## Aim of the exercise
Arrange every line of the entries below as a Markdown table with two columns, Number and Entry line, numbering the rows in order and omitting blank lines. Leave the pictures out of the answer.
START Material for the task
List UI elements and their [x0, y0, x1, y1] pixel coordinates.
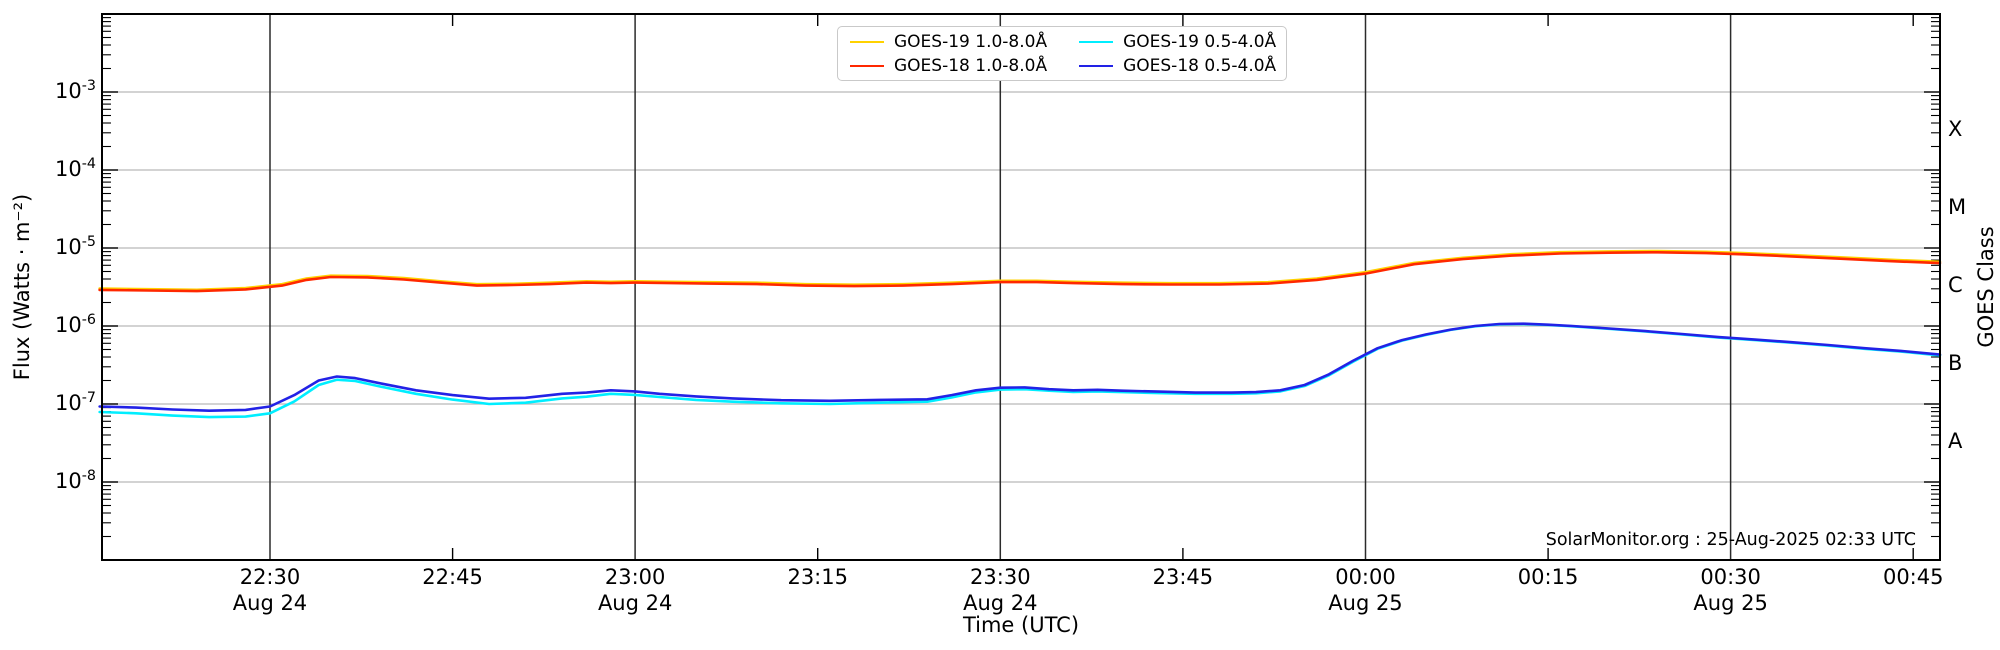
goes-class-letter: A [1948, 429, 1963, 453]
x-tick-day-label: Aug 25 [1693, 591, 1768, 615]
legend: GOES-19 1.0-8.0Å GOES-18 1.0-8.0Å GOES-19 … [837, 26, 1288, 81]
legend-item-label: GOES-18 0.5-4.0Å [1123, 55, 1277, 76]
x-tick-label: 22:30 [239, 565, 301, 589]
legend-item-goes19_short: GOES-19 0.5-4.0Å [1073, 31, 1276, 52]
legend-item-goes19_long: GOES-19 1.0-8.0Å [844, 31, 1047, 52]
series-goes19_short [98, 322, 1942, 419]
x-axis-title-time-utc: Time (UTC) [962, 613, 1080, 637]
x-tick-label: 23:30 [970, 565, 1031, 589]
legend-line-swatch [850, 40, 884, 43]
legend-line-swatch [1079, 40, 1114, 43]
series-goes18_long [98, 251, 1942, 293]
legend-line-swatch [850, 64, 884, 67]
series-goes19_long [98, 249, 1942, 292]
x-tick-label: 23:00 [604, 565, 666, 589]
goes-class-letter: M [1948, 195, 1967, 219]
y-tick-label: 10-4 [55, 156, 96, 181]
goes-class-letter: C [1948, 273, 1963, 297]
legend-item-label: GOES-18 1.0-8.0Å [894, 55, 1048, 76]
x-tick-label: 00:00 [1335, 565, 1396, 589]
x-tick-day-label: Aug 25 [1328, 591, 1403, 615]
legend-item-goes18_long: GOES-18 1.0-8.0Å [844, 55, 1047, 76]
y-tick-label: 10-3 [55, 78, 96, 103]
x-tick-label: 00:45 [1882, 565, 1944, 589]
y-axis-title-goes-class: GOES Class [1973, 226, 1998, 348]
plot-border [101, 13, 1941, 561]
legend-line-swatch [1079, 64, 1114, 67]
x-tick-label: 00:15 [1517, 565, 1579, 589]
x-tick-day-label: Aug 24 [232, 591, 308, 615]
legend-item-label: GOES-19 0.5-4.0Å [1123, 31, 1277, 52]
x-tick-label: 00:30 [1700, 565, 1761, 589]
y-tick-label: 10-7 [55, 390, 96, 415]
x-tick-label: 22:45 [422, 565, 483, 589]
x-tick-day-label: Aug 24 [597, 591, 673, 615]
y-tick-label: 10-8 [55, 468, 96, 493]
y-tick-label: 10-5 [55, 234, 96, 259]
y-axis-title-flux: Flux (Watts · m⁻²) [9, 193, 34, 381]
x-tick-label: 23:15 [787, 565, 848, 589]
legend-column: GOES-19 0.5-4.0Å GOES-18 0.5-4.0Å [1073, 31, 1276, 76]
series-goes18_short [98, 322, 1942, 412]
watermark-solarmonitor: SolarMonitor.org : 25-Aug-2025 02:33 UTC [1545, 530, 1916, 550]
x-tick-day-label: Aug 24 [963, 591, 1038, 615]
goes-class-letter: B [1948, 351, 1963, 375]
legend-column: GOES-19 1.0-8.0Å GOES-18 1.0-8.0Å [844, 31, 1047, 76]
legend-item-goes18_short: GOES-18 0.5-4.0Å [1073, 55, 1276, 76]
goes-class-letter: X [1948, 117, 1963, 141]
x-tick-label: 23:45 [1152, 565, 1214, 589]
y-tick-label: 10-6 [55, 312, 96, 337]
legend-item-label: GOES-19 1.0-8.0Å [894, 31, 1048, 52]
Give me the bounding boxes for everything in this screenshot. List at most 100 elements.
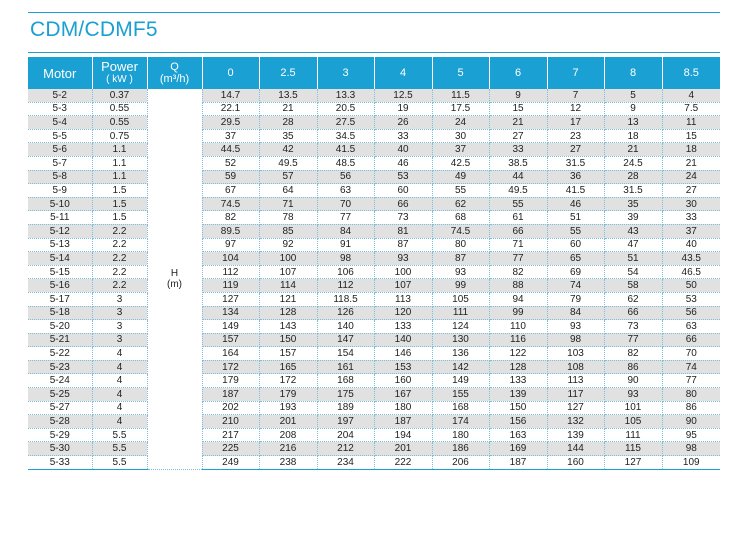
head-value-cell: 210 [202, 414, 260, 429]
END Material for the task
## Finished task
| Number | Entry line |
|---|---|
| 1 | List UI elements and their [x0, y0, x1, y1] pixel coordinates. |
| 2 | goes-class-letter: A [1948, 429, 1963, 453] |
| 3 | x-tick-day-label: Aug 25 [1693, 591, 1768, 615] |
| 4 | legend: GOES-19 1.0-8.0Å GOES-18 1.0-8.0Å GOES-19 … [837, 26, 1288, 81] |
| 5 | legend-item-label: GOES-18 0.5-4.0Å [1123, 55, 1277, 76] |
| 6 | x-tick-label: 22:30 [239, 565, 301, 589] |
| 7 | legend-item-goes19_short: GOES-19 0.5-4.0Å [1073, 31, 1276, 52] |
| 8 | legend-item-goes19_long: GOES-19 1.0-8.0Å [844, 31, 1047, 52] |
| 9 | series-goes19_short [98, 322, 1942, 419] |
| 10 | x-axis-title-time-utc: Time (UTC) [962, 613, 1080, 637] |
| 11 | x-tick-label: 23:30 [970, 565, 1031, 589] |
| 12 | legend-line-swatch [850, 40, 884, 43] |
| 13 | legend-line-swatch [1079, 40, 1114, 43] |
| 14 | series-goes18_long [98, 251, 1942, 293] |
| 15 | legend-line-swatch [850, 64, 884, 67] |
| 16 | series-goes19_long [98, 249, 1942, 292] |
| 17 | x-tick-label: 23:00 [604, 565, 666, 589] |
| 18 | goes-class-letter: M [1948, 195, 1967, 219] |
| 19 | y-tick-label: 10-4 [55, 156, 96, 181] |
| 20 | goes-class-letter: C [1948, 273, 1963, 297] |
| 21 | legend-item-label: GOES-18 1.0-8.0Å [894, 55, 1048, 76] |
| 22 | x-tick-label: 00:00 [1335, 565, 1396, 589] |
| 23 | x-tick-day-label: Aug 25 [1328, 591, 1403, 615] |
| 24 | legend-item-goes18_long: GOES-18 1.0-8.0Å [844, 55, 1047, 76] |
| 25 | y-tick-label: 10-3 [55, 78, 96, 103] |
| 26 | x-tick-label: 00:45 [1882, 565, 1944, 589] |
| 27 | y-axis-title-goes-class: GOES Class [1973, 226, 1998, 348] |
| 28 | plot-border [101, 13, 1941, 561] |
| 29 | legend-line-swatch [1079, 64, 1114, 67] |
| 30 | x-tick-label: 00:15 [1517, 565, 1579, 589] |
| 31 | x-tick-day-label: Aug 24 [232, 591, 308, 615] |
| 32 | legend-item-label: GOES-19 0.5-4.0Å [1123, 31, 1277, 52] |
| 33 | x-tick-label: 00:30 [1700, 565, 1761, 589] |
| 34 | y-tick-label: 10-7 [55, 390, 96, 415] |
| 35 | x-tick-label: 22:45 [422, 565, 483, 589] |
| 36 | x-tick-day-label: Aug 24 [597, 591, 673, 615] |
| 37 | y-tick-label: 10-8 [55, 468, 96, 493] |
| 38 | y-tick-label: 10-5 [55, 234, 96, 259] |
| 39 | y-axis-title-flux: Flux (Watts · m⁻²) [9, 193, 34, 381] |
| 40 | x-tick-label: 23:15 [787, 565, 848, 589] |
| 41 | legend-column: GOES-19 0.5-4.0Å GOES-18 0.5-4.0Å [1073, 31, 1276, 76] |
| 42 | series-goes18_short [98, 322, 1942, 412] |
| 43 | watermark-solarmonitor: SolarMonitor.org : 25-Aug-2025 02:33 UTC [1545, 530, 1916, 550] |
| 44 | x-tick-day-label: Aug 24 [963, 591, 1038, 615] |
| 45 | goes-class-letter: B [1948, 351, 1963, 375] |
| 46 | legend-column: GOES-19 1.0-8.0Å GOES-18 1.0-8.0Å [844, 31, 1047, 76] |
| 47 | legend-item-goes18_short: GOES-18 0.5-4.0Å [1073, 55, 1276, 76] |
| 48 | goes-class-letter: X [1948, 117, 1963, 141] |
| 49 | x-tick-label: 23:45 [1152, 565, 1214, 589] |
| 50 | y-tick-label: 10-6 [55, 312, 96, 337] |
| 51 | legend-item-label: GOES-19 1.0-8.0Å [894, 31, 1048, 52] |
| 52 | Give me the bounding boxes for everything in this screenshot. List at most 100 elements. |
| 53 | head-value-cell: 210 [202, 414, 260, 429] |